▸ **What you have to do**
Every line of the material is to be quoted verbatim, minus the pictures.

[Extracted records]
....
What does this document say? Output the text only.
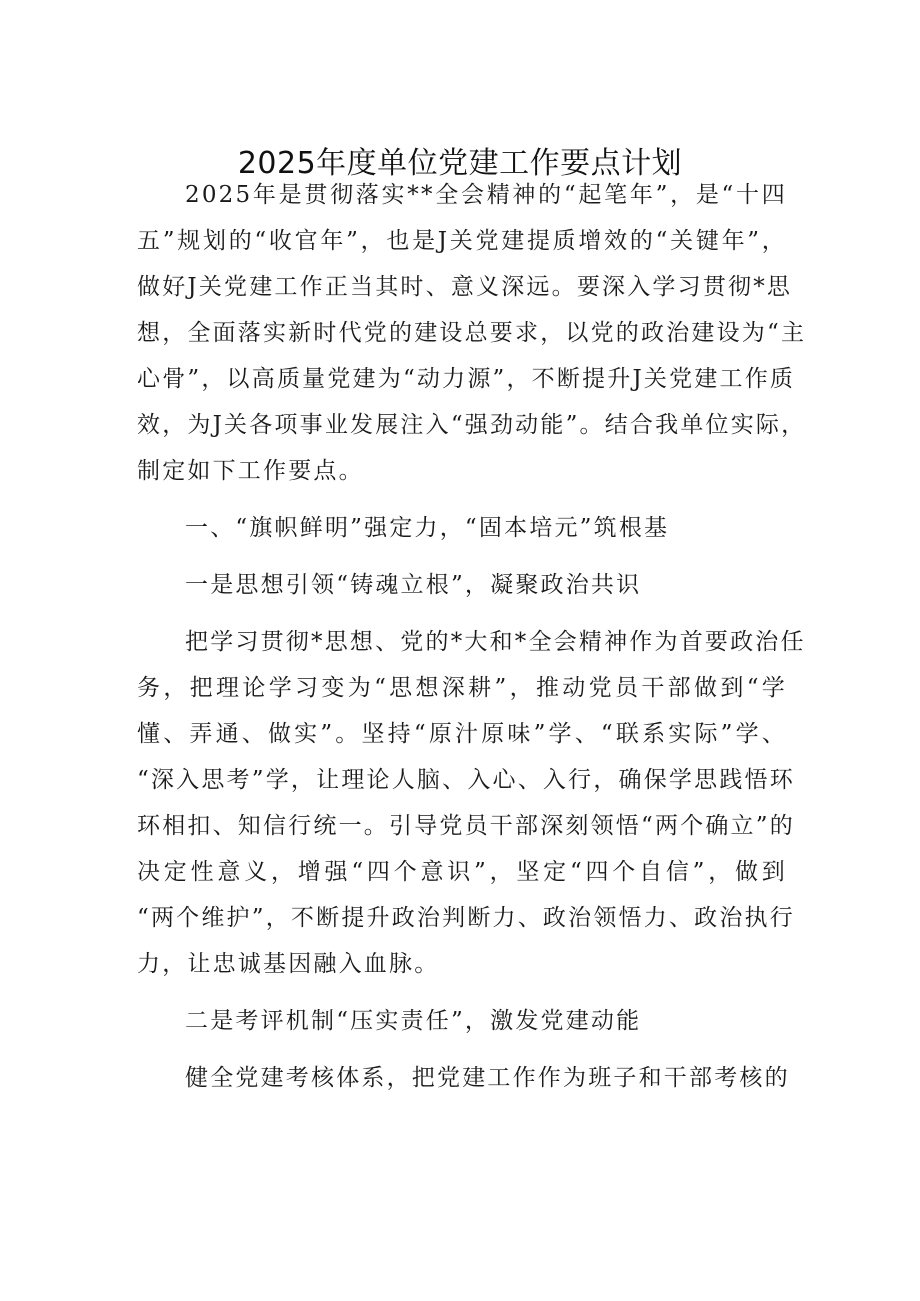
2025年度单位党建工作要点计划

2025年是贯彻落实**全会精神的“起笔年”，是“十四

五”规划的“收官年”，也是J关党建提质增效的“关键年”，

做好J关党建工作正当其时、意义深远。要深入学习贯彻*思

想，全面落实新时代党的建设总要求，以党的政治建设为“主

心骨”，以高质量党建为“动力源”，不断提升J关党建工作质

效，为J关各项事业发展注入“强劲动能”。结合我单位实际，

制定如下工作要点。

一、“旗帜鲜明”强定力，“固本培元”筑根基

一是思想引领“铸魂立根”，凝聚政治共识

把学习贯彻*思想、党的*大和*全会精神作为首要政治任

务，把理论学习变为“思想深耕”，推动党员干部做到“学

懂、弄通、做实”。坚持“原汁原味”学、“联系实际”学、

“深入思考”学，让理论人脑、入心、入行，确保学思践悟环

环相扣、知信行统一。引导党员干部深刻领悟“两个确立”的

决定性意义，增强“四个意识”，坚定“四个自信”，做到

“两个维护”，不断提升政治判断力、政治领悟力、政治执行

力，让忠诚基因融入血脉。

二是考评机制“压实责任”，激发党建动能

健全党建考核体系，把党建工作作为班子和干部考核的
....
▸ **Problem solution**
What does this document say? Output the text only.
2025年度单位党建工作要点计划

2025年是贯彻落实**全会精神的“起笔年”，是“十四

五”规划的“收官年”，也是J关党建提质增效的“关键年”，

做好J关党建工作正当其时、意义深远。要深入学习贯彻*思

想，全面落实新时代党的建设总要求，以党的政治建设为“主

心骨”，以高质量党建为“动力源”，不断提升J关党建工作质

效，为J关各项事业发展注入“强劲动能”。结合我单位实际，

制定如下工作要点。

一、“旗帜鲜明”强定力，“固本培元”筑根基

一是思想引领“铸魂立根”，凝聚政治共识

把学习贯彻*思想、党的*大和*全会精神作为首要政治任

务，把理论学习变为“思想深耕”，推动党员干部做到“学

懂、弄通、做实”。坚持“原汁原味”学、“联系实际”学、

“深入思考”学，让理论人脑、入心、入行，确保学思践悟环

环相扣、知信行统一。引导党员干部深刻领悟“两个确立”的

决定性意义，增强“四个意识”，坚定“四个自信”，做到

“两个维护”，不断提升政治判断力、政治领悟力、政治执行

力，让忠诚基因融入血脉。

二是考评机制“压实责任”，激发党建动能

健全党建考核体系，把党建工作作为班子和干部考核的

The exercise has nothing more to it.